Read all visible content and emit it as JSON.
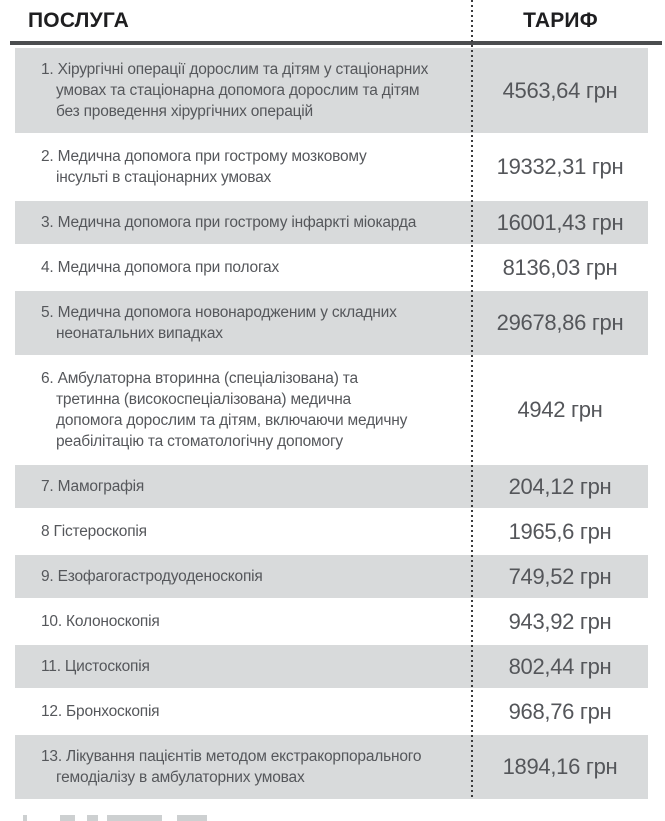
{
  "header": {
    "service_label": "ПОСЛУГА",
    "tariff_label": "ТАРИФ"
  },
  "rows": [
    {
      "service": "1. Хірургічні операції дорослим та дітям у стаціонарних\nумовах та стаціонарна допомога дорослим та дітям\nбез проведення хірургічних операцій",
      "tariff": "4563,64 грн"
    },
    {
      "service": "2. Медична допомога при гострому мозковому\nінсульті в стаціонарних умовах",
      "tariff": "19332,31 грн"
    },
    {
      "service": "3. Медична допомога при гострому інфаркті міокарда",
      "tariff": "16001,43 грн"
    },
    {
      "service": "4. Медична допомога при пологах",
      "tariff": "8136,03 грн"
    },
    {
      "service": "5. Медична допомога новонародженим у складних\nнеонатальних випадках",
      "tariff": "29678,86 грн"
    },
    {
      "service": "6. Амбулаторна вторинна (спеціалізована) та\nтретинна (високоспеціалізована) медична\nдопомога дорослим та дітям, включаючи медичну\nреабілітацію та стоматологічну допомогу",
      "tariff": "4942 грн"
    },
    {
      "service": "7. Мамографія",
      "tariff": "204,12 грн"
    },
    {
      "service": "8 Гістероскопія",
      "tariff": "1965,6 грн"
    },
    {
      "service": "9. Езофагогастродуоденоскопія",
      "tariff": "749,52 грн"
    },
    {
      "service": "10. Колоноскопія",
      "tariff": "943,92 грн"
    },
    {
      "service": "11. Цистоскопія",
      "tariff": "802,44 грн"
    },
    {
      "service": "12. Бронхоскопія",
      "tariff": "968,76 грн"
    },
    {
      "service": "13. Лікування пацієнтів методом екстракорпорального\nгемодіалізу в амбулаторних умовах",
      "tariff": "1894,16 грн"
    }
  ],
  "colors": {
    "row_shade": "#d8dadb",
    "body_text": "#55575b",
    "header_text": "#1e1e20",
    "divider": "#4b4d4f"
  }
}
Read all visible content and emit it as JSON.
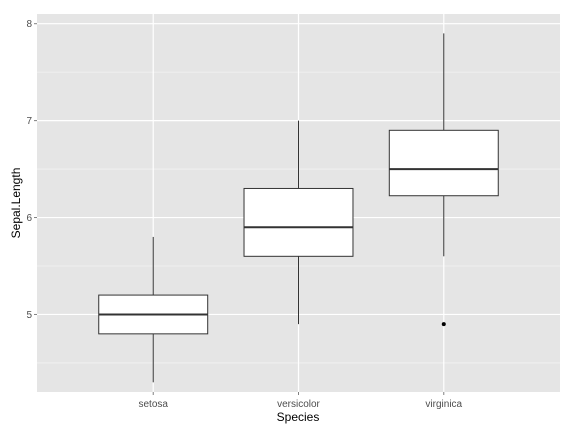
{
  "chart_data": {
    "type": "boxplot",
    "xlabel": "Species",
    "ylabel": "Sepal.Length",
    "categories": [
      "setosa",
      "versicolor",
      "virginica"
    ],
    "ylim": [
      4.2,
      8.1
    ],
    "yticks": [
      5,
      6,
      7,
      8
    ],
    "grid": true,
    "legend": "none",
    "colors": {
      "panel_background": "#e5e5e5",
      "grid_major": "#ffffff",
      "grid_minor": "#f2f2f2",
      "box_fill": "#ffffff",
      "box_stroke": "#333333"
    },
    "boxes": [
      {
        "category": "setosa",
        "min": 4.3,
        "q1": 4.8,
        "median": 5.0,
        "q3": 5.2,
        "max": 5.8,
        "outliers": []
      },
      {
        "category": "versicolor",
        "min": 4.9,
        "q1": 5.6,
        "median": 5.9,
        "q3": 6.3,
        "max": 7.0,
        "outliers": []
      },
      {
        "category": "virginica",
        "min": 5.6,
        "q1": 6.225,
        "median": 6.5,
        "q3": 6.9,
        "max": 7.9,
        "outliers": [
          4.9
        ]
      }
    ]
  }
}
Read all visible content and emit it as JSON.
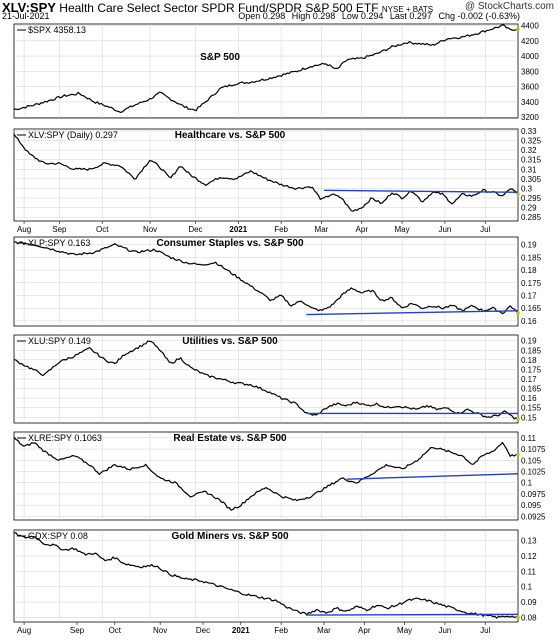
{
  "header": {
    "symbol": "XLV:SPY",
    "name": "Health Care Select Sector SPDR Fund/SPDR S&P 500 ETF",
    "exchange": "NYSE + BATS",
    "logo": "@ StockCharts.com",
    "date": "21-Jul-2021",
    "open": "Open 0.298",
    "high": "High 0.298",
    "low": "Low 0.294",
    "last": "Last 0.297",
    "chg": "Chg -0.002 (-0.63%)"
  },
  "chart_data": [
    {
      "type": "line",
      "label": "$SPX 4358.13",
      "title": "S&P 500",
      "yticks": [
        3200,
        3400,
        3600,
        3800,
        4000,
        4200,
        4400
      ],
      "ylim": [
        3190,
        4420
      ],
      "anchors": [
        [
          0,
          3300
        ],
        [
          0.04,
          3360
        ],
        [
          0.07,
          3420
        ],
        [
          0.1,
          3480
        ],
        [
          0.13,
          3510
        ],
        [
          0.16,
          3400
        ],
        [
          0.19,
          3330
        ],
        [
          0.21,
          3270
        ],
        [
          0.24,
          3360
        ],
        [
          0.27,
          3440
        ],
        [
          0.29,
          3520
        ],
        [
          0.31,
          3440
        ],
        [
          0.34,
          3330
        ],
        [
          0.36,
          3290
        ],
        [
          0.38,
          3400
        ],
        [
          0.41,
          3580
        ],
        [
          0.44,
          3640
        ],
        [
          0.47,
          3660
        ],
        [
          0.5,
          3700
        ],
        [
          0.53,
          3750
        ],
        [
          0.56,
          3800
        ],
        [
          0.59,
          3870
        ],
        [
          0.62,
          3900
        ],
        [
          0.64,
          3820
        ],
        [
          0.66,
          3950
        ],
        [
          0.69,
          3970
        ],
        [
          0.72,
          4030
        ],
        [
          0.75,
          4120
        ],
        [
          0.78,
          4180
        ],
        [
          0.81,
          4160
        ],
        [
          0.83,
          4140
        ],
        [
          0.86,
          4230
        ],
        [
          0.89,
          4250
        ],
        [
          0.92,
          4300
        ],
        [
          0.95,
          4360
        ],
        [
          0.97,
          4400
        ],
        [
          0.985,
          4340
        ],
        [
          1.0,
          4358
        ]
      ],
      "trendlines": []
    },
    {
      "type": "line",
      "label": "XLV:SPY (Daily) 0.297",
      "title": "Healthcare vs. S&P 500",
      "yticks": [
        0.285,
        0.29,
        0.295,
        0.3,
        0.305,
        0.31,
        0.315,
        0.32,
        0.325,
        0.33
      ],
      "ylim": [
        0.283,
        0.331
      ],
      "anchors": [
        [
          0,
          0.328
        ],
        [
          0.03,
          0.318
        ],
        [
          0.06,
          0.313
        ],
        [
          0.09,
          0.313
        ],
        [
          0.12,
          0.31
        ],
        [
          0.15,
          0.31
        ],
        [
          0.18,
          0.313
        ],
        [
          0.21,
          0.312
        ],
        [
          0.24,
          0.305
        ],
        [
          0.27,
          0.315
        ],
        [
          0.29,
          0.311
        ],
        [
          0.31,
          0.305
        ],
        [
          0.33,
          0.312
        ],
        [
          0.35,
          0.307
        ],
        [
          0.38,
          0.302
        ],
        [
          0.41,
          0.306
        ],
        [
          0.44,
          0.305
        ],
        [
          0.47,
          0.309
        ],
        [
          0.5,
          0.305
        ],
        [
          0.53,
          0.302
        ],
        [
          0.56,
          0.3
        ],
        [
          0.59,
          0.301
        ],
        [
          0.61,
          0.294
        ],
        [
          0.63,
          0.297
        ],
        [
          0.65,
          0.295
        ],
        [
          0.67,
          0.288
        ],
        [
          0.69,
          0.29
        ],
        [
          0.71,
          0.295
        ],
        [
          0.73,
          0.292
        ],
        [
          0.75,
          0.298
        ],
        [
          0.77,
          0.295
        ],
        [
          0.79,
          0.299
        ],
        [
          0.81,
          0.293
        ],
        [
          0.83,
          0.298
        ],
        [
          0.85,
          0.297
        ],
        [
          0.87,
          0.292
        ],
        [
          0.89,
          0.297
        ],
        [
          0.91,
          0.296
        ],
        [
          0.93,
          0.299
        ],
        [
          0.95,
          0.298
        ],
        [
          0.97,
          0.296
        ],
        [
          0.985,
          0.3
        ],
        [
          1.0,
          0.297
        ]
      ],
      "trendlines": [
        [
          0.615,
          0.299,
          1.0,
          0.298
        ]
      ]
    },
    {
      "type": "line",
      "label": "XLP:SPY 0.163",
      "title": "Consumer Staples vs. S&P 500",
      "yticks": [
        0.16,
        0.165,
        0.17,
        0.175,
        0.18,
        0.185,
        0.19
      ],
      "ylim": [
        0.158,
        0.193
      ],
      "anchors": [
        [
          0,
          0.191
        ],
        [
          0.04,
          0.19
        ],
        [
          0.08,
          0.188
        ],
        [
          0.12,
          0.186
        ],
        [
          0.16,
          0.187
        ],
        [
          0.2,
          0.19
        ],
        [
          0.24,
          0.187
        ],
        [
          0.28,
          0.188
        ],
        [
          0.31,
          0.185
        ],
        [
          0.34,
          0.183
        ],
        [
          0.37,
          0.182
        ],
        [
          0.4,
          0.183
        ],
        [
          0.43,
          0.179
        ],
        [
          0.46,
          0.175
        ],
        [
          0.49,
          0.171
        ],
        [
          0.51,
          0.168
        ],
        [
          0.53,
          0.17
        ],
        [
          0.55,
          0.166
        ],
        [
          0.57,
          0.168
        ],
        [
          0.59,
          0.165
        ],
        [
          0.61,
          0.164
        ],
        [
          0.63,
          0.166
        ],
        [
          0.65,
          0.17
        ],
        [
          0.67,
          0.173
        ],
        [
          0.69,
          0.171
        ],
        [
          0.71,
          0.172
        ],
        [
          0.73,
          0.168
        ],
        [
          0.75,
          0.169
        ],
        [
          0.77,
          0.165
        ],
        [
          0.79,
          0.167
        ],
        [
          0.81,
          0.165
        ],
        [
          0.83,
          0.166
        ],
        [
          0.85,
          0.165
        ],
        [
          0.87,
          0.166
        ],
        [
          0.89,
          0.164
        ],
        [
          0.91,
          0.166
        ],
        [
          0.93,
          0.164
        ],
        [
          0.95,
          0.165
        ],
        [
          0.97,
          0.163
        ],
        [
          0.985,
          0.166
        ],
        [
          1.0,
          0.163
        ]
      ],
      "trendlines": [
        [
          0.58,
          0.1625,
          1.0,
          0.164
        ]
      ]
    },
    {
      "type": "line",
      "label": "XLU:SPY 0.149",
      "title": "Utilities vs. S&P 500",
      "yticks": [
        0.15,
        0.155,
        0.16,
        0.165,
        0.17,
        0.175,
        0.18,
        0.185,
        0.19
      ],
      "ylim": [
        0.147,
        0.193
      ],
      "anchors": [
        [
          0,
          0.18
        ],
        [
          0.03,
          0.176
        ],
        [
          0.06,
          0.172
        ],
        [
          0.09,
          0.179
        ],
        [
          0.12,
          0.182
        ],
        [
          0.15,
          0.186
        ],
        [
          0.18,
          0.18
        ],
        [
          0.2,
          0.178
        ],
        [
          0.22,
          0.183
        ],
        [
          0.25,
          0.187
        ],
        [
          0.27,
          0.19
        ],
        [
          0.29,
          0.185
        ],
        [
          0.31,
          0.178
        ],
        [
          0.33,
          0.181
        ],
        [
          0.35,
          0.176
        ],
        [
          0.38,
          0.172
        ],
        [
          0.41,
          0.17
        ],
        [
          0.44,
          0.168
        ],
        [
          0.47,
          0.167
        ],
        [
          0.5,
          0.164
        ],
        [
          0.53,
          0.16
        ],
        [
          0.56,
          0.157
        ],
        [
          0.58,
          0.152
        ],
        [
          0.6,
          0.151
        ],
        [
          0.62,
          0.155
        ],
        [
          0.64,
          0.157
        ],
        [
          0.66,
          0.156
        ],
        [
          0.68,
          0.158
        ],
        [
          0.7,
          0.156
        ],
        [
          0.72,
          0.157
        ],
        [
          0.74,
          0.155
        ],
        [
          0.76,
          0.156
        ],
        [
          0.78,
          0.155
        ],
        [
          0.8,
          0.154
        ],
        [
          0.82,
          0.156
        ],
        [
          0.84,
          0.154
        ],
        [
          0.86,
          0.155
        ],
        [
          0.88,
          0.152
        ],
        [
          0.9,
          0.154
        ],
        [
          0.92,
          0.152
        ],
        [
          0.94,
          0.15
        ],
        [
          0.96,
          0.151
        ],
        [
          0.975,
          0.153
        ],
        [
          0.99,
          0.15
        ],
        [
          1.0,
          0.149
        ]
      ],
      "trendlines": [
        [
          0.58,
          0.152,
          1.0,
          0.152
        ]
      ]
    },
    {
      "type": "line",
      "label": "XLRE:SPY 0.1063",
      "title": "Real Estate vs. S&P 500",
      "yticks": [
        0.0925,
        0.095,
        0.0975,
        0.1,
        0.1025,
        0.105,
        0.1075,
        0.11
      ],
      "ylim": [
        0.0917,
        0.1113
      ],
      "anchors": [
        [
          0,
          0.11
        ],
        [
          0.02,
          0.108
        ],
        [
          0.04,
          0.109
        ],
        [
          0.06,
          0.107
        ],
        [
          0.09,
          0.105
        ],
        [
          0.12,
          0.106
        ],
        [
          0.15,
          0.104
        ],
        [
          0.17,
          0.102
        ],
        [
          0.2,
          0.104
        ],
        [
          0.23,
          0.103
        ],
        [
          0.26,
          0.104
        ],
        [
          0.29,
          0.101
        ],
        [
          0.32,
          0.1
        ],
        [
          0.35,
          0.097
        ],
        [
          0.38,
          0.098
        ],
        [
          0.41,
          0.096
        ],
        [
          0.43,
          0.094
        ],
        [
          0.45,
          0.095
        ],
        [
          0.47,
          0.097
        ],
        [
          0.5,
          0.099
        ],
        [
          0.53,
          0.097
        ],
        [
          0.56,
          0.096
        ],
        [
          0.59,
          0.097
        ],
        [
          0.62,
          0.099
        ],
        [
          0.65,
          0.101
        ],
        [
          0.68,
          0.1
        ],
        [
          0.71,
          0.102
        ],
        [
          0.74,
          0.104
        ],
        [
          0.77,
          0.103
        ],
        [
          0.8,
          0.105
        ],
        [
          0.83,
          0.108
        ],
        [
          0.86,
          0.107
        ],
        [
          0.89,
          0.106
        ],
        [
          0.91,
          0.104
        ],
        [
          0.93,
          0.106
        ],
        [
          0.95,
          0.107
        ],
        [
          0.97,
          0.109
        ],
        [
          0.985,
          0.106
        ],
        [
          1.0,
          0.1063
        ]
      ],
      "trendlines": [
        [
          0.66,
          0.1008,
          1.0,
          0.102
        ]
      ]
    },
    {
      "type": "line",
      "label": "GDX:SPY 0.08",
      "title": "Gold Miners vs. S&P 500",
      "yticks": [
        0.08,
        0.09,
        0.1,
        0.11,
        0.12,
        0.13
      ],
      "ylim": [
        0.077,
        0.137
      ],
      "anchors": [
        [
          0,
          0.135
        ],
        [
          0.02,
          0.132
        ],
        [
          0.04,
          0.133
        ],
        [
          0.06,
          0.128
        ],
        [
          0.08,
          0.127
        ],
        [
          0.1,
          0.124
        ],
        [
          0.12,
          0.125
        ],
        [
          0.14,
          0.121
        ],
        [
          0.16,
          0.122
        ],
        [
          0.18,
          0.117
        ],
        [
          0.2,
          0.119
        ],
        [
          0.22,
          0.115
        ],
        [
          0.25,
          0.113
        ],
        [
          0.28,
          0.114
        ],
        [
          0.31,
          0.108
        ],
        [
          0.34,
          0.105
        ],
        [
          0.37,
          0.104
        ],
        [
          0.4,
          0.101
        ],
        [
          0.43,
          0.098
        ],
        [
          0.46,
          0.095
        ],
        [
          0.49,
          0.093
        ],
        [
          0.52,
          0.091
        ],
        [
          0.54,
          0.087
        ],
        [
          0.56,
          0.084
        ],
        [
          0.58,
          0.082
        ],
        [
          0.6,
          0.085
        ],
        [
          0.62,
          0.083
        ],
        [
          0.64,
          0.086
        ],
        [
          0.66,
          0.084
        ],
        [
          0.68,
          0.087
        ],
        [
          0.7,
          0.085
        ],
        [
          0.72,
          0.088
        ],
        [
          0.74,
          0.086
        ],
        [
          0.76,
          0.088
        ],
        [
          0.78,
          0.091
        ],
        [
          0.8,
          0.092
        ],
        [
          0.82,
          0.091
        ],
        [
          0.84,
          0.089
        ],
        [
          0.86,
          0.087
        ],
        [
          0.88,
          0.085
        ],
        [
          0.9,
          0.083
        ],
        [
          0.92,
          0.082
        ],
        [
          0.94,
          0.081
        ],
        [
          0.96,
          0.08
        ],
        [
          0.98,
          0.081
        ],
        [
          1.0,
          0.08
        ]
      ],
      "trendlines": [
        [
          0.58,
          0.0815,
          1.0,
          0.082
        ]
      ]
    }
  ],
  "xaxis_top": [
    {
      "label": "Aug",
      "pos": 0.02,
      "bold": false
    },
    {
      "label": "Sep",
      "pos": 0.09,
      "bold": false
    },
    {
      "label": "Oct",
      "pos": 0.175,
      "bold": false
    },
    {
      "label": "Nov",
      "pos": 0.27,
      "bold": false
    },
    {
      "label": "Dec",
      "pos": 0.36,
      "bold": false
    },
    {
      "label": "2021",
      "pos": 0.445,
      "bold": true
    },
    {
      "label": "Feb",
      "pos": 0.53,
      "bold": false
    },
    {
      "label": "Mar",
      "pos": 0.61,
      "bold": false
    },
    {
      "label": "Apr",
      "pos": 0.69,
      "bold": false
    },
    {
      "label": "May",
      "pos": 0.77,
      "bold": false
    },
    {
      "label": "Jun",
      "pos": 0.855,
      "bold": false
    },
    {
      "label": "Jul",
      "pos": 0.935,
      "bold": false
    }
  ],
  "xaxis_bottom": [
    {
      "label": "Aug",
      "pos": 0.02,
      "bold": false
    },
    {
      "label": "Sep",
      "pos": 0.125,
      "bold": false
    },
    {
      "label": "Oct",
      "pos": 0.2,
      "bold": false
    },
    {
      "label": "Nov",
      "pos": 0.29,
      "bold": false
    },
    {
      "label": "Dec",
      "pos": 0.375,
      "bold": false
    },
    {
      "label": "2021",
      "pos": 0.45,
      "bold": true
    },
    {
      "label": "Feb",
      "pos": 0.53,
      "bold": false
    },
    {
      "label": "Mar",
      "pos": 0.615,
      "bold": false
    },
    {
      "label": "Apr",
      "pos": 0.695,
      "bold": false
    },
    {
      "label": "May",
      "pos": 0.775,
      "bold": false
    },
    {
      "label": "Jun",
      "pos": 0.855,
      "bold": false
    },
    {
      "label": "Jul",
      "pos": 0.935,
      "bold": false
    }
  ],
  "colors": {
    "line": "#000000",
    "trend": "#1f3fd8",
    "grid": "#d0d0d0",
    "last": "#c9c400"
  }
}
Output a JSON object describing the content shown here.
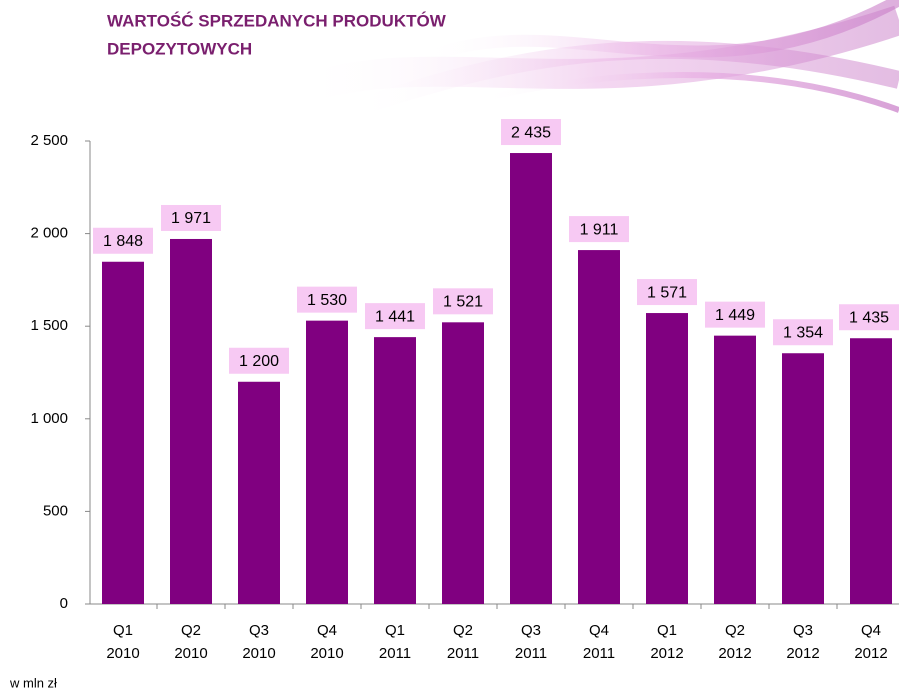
{
  "chart_data": {
    "type": "bar",
    "title": [
      "WARTOŚĆ SPRZEDANYCH PRODUKTÓW",
      "DEPOZYTOWYCH"
    ],
    "categories": [
      [
        "Q1",
        "2010"
      ],
      [
        "Q2",
        "2010"
      ],
      [
        "Q3",
        "2010"
      ],
      [
        "Q4",
        "2010"
      ],
      [
        "Q1",
        "2011"
      ],
      [
        "Q2",
        "2011"
      ],
      [
        "Q3",
        "2011"
      ],
      [
        "Q4",
        "2011"
      ],
      [
        "Q1",
        "2012"
      ],
      [
        "Q2",
        "2012"
      ],
      [
        "Q3",
        "2012"
      ],
      [
        "Q4",
        "2012"
      ]
    ],
    "values": [
      1848,
      1971,
      1200,
      1530,
      1441,
      1521,
      2435,
      1911,
      1571,
      1449,
      1354,
      1435
    ],
    "value_labels": [
      "1 848",
      "1 971",
      "1 200",
      "1 530",
      "1 441",
      "1 521",
      "2 435",
      "1 911",
      "1 571",
      "1 449",
      "1 354",
      "1 435"
    ],
    "color": "#800080",
    "ylim": [
      0,
      2500
    ],
    "yticks": [
      0,
      500,
      {
        "value": 1000,
        "label": "1 000"
      },
      {
        "value": 1500,
        "label": "1 500"
      },
      {
        "value": 2000,
        "label": "2 000"
      },
      {
        "value": 2500,
        "label": "2 500"
      }
    ],
    "note": "w mln zł"
  }
}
────────
_WHAT NEEDS TO BE DONE_.
Show every line in the entries where the string "category" occurs.

_THE REPLY_.
        "category": "setosa",
        "category": "versicolor",
        "category": "virginica",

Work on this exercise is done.